Problem requirements: Looking at the listing beneath, work out how many lines hold "语文课程标准" and report only that figure.

Records supplied:
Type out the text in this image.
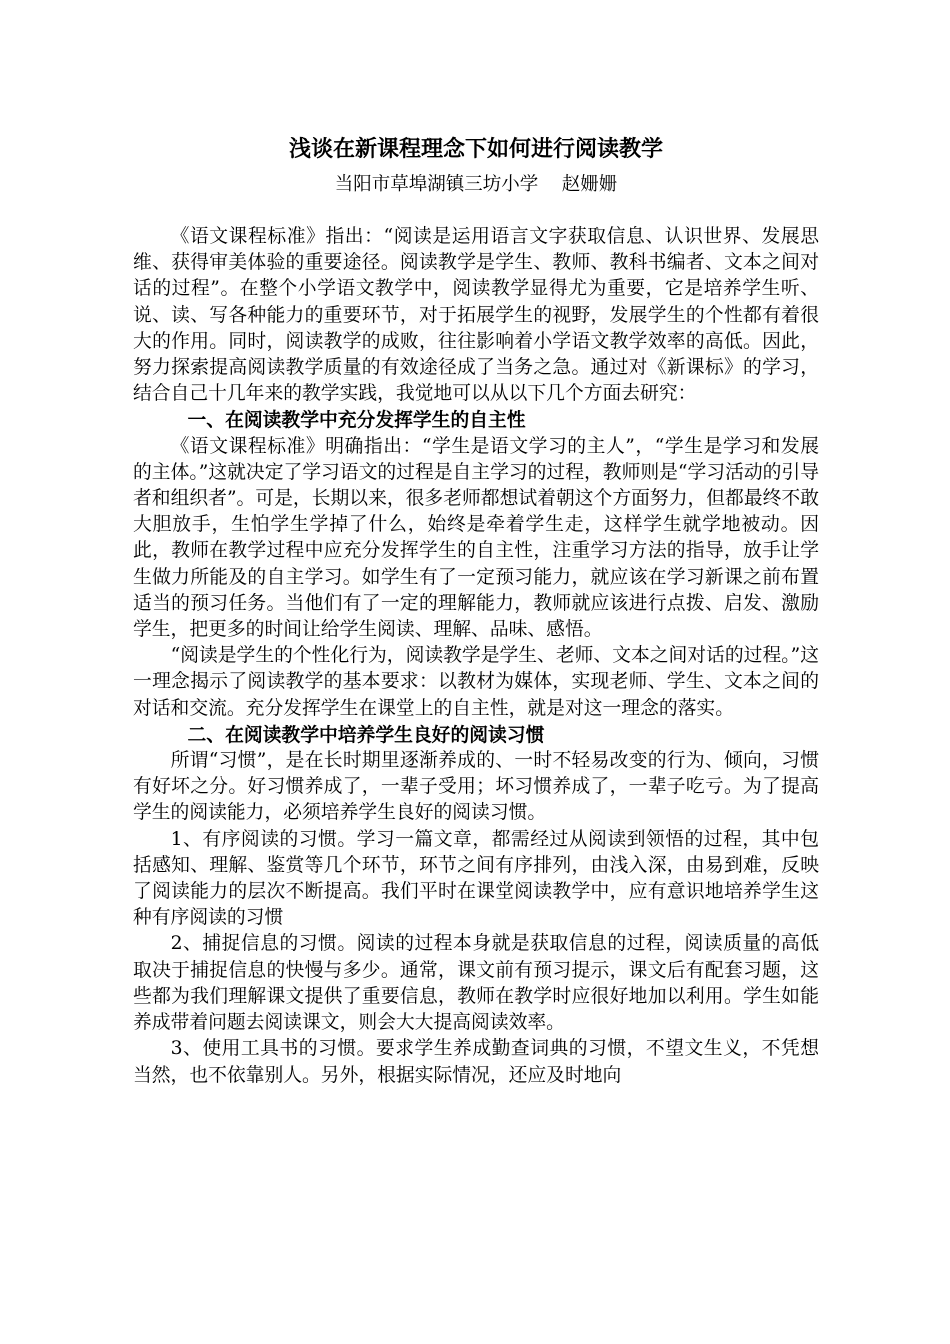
浅谈在新课程理念下如何进行阅读教学
当阳市草埠湖镇三坊小学    赵姗姗

《语文课程标准》指出：“阅读是运用语言文字获取信息、认识世界、发展思维、获得审美体验的重要途径。阅读教学是学生、教师、教科书编者、文本之间对话的过程”。在整个小学语文教学中，阅读教学显得尤为重要，它是培养学生听、说、读、写各种能力的重要环节，对于拓展学生的视野，发展学生的个性都有着很大的作用。同时，阅读教学的成败，往往影响着小学语文教学效率的高低。因此，努力探索提高阅读教学质量的有效途径成了当务之急。通过对《新课标》的学习，结合自己十几年来的教学实践，我觉地可以从以下几个方面去研究：

一、在阅读教学中充分发挥学生的自主性

《语文课程标准》明确指出：“学生是语文学习的主人”，“学生是学习和发展的主体。”这就决定了学习语文的过程是自主学习的过程，教师则是“学习活动的引导者和组织者”。可是，长期以来，很多老师都想试着朝这个方面努力，但都最终不敢大胆放手，生怕学生学掉了什么，始终是牵着学生走，这样学生就学地被动。因此，教师在教学过程中应充分发挥学生的自主性，注重学习方法的指导，放手让学生做力所能及的自主学习。如学生有了一定预习能力，就应该在学习新课之前布置适当的预习任务。当他们有了一定的理解能力，教师就应该进行点拨、启发、激励学生，把更多的时间让给学生阅读、理解、品味、感悟。

“阅读是学生的个性化行为，阅读教学是学生、老师、文本之间对话的过程。”这一理念揭示了阅读教学的基本要求：以教材为媒体，实现老师、学生、文本之间的对话和交流。充分发挥学生在课堂上的自主性，就是对这一理念的落实。

二、在阅读教学中培养学生良好的阅读习惯

所谓“习惯”，是在长时期里逐渐养成的、一时不轻易改变的行为、倾向，习惯有好坏之分。好习惯养成了，一辈子受用；坏习惯养成了，一辈子吃亏。为了提高学生的阅读能力，必须培养学生良好的阅读习惯。

1、有序阅读的习惯。学习一篇文章，都需经过从阅读到领悟的过程，其中包括感知、理解、鉴赏等几个环节，环节之间有序排列，由浅入深，由易到难，反映了阅读能力的层次不断提高。我们平时在课堂阅读教学中，应有意识地培养学生这种有序阅读的习惯

2、捕捉信息的习惯。阅读的过程本身就是获取信息的过程，阅读质量的高低取决于捕捉信息的快慢与多少。通常，课文前有预习提示，课文后有配套习题，这些都为我们理解课文提供了重要信息，教师在教学时应很好地加以利用。学生如能养成带着问题去阅读课文，则会大大提高阅读效率。

3、使用工具书的习惯。要求学生养成勤查词典的习惯，不望文生义，不凭想当然，也不依靠别人。另外，根据实际情况，还应及时地向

Expected answer: 2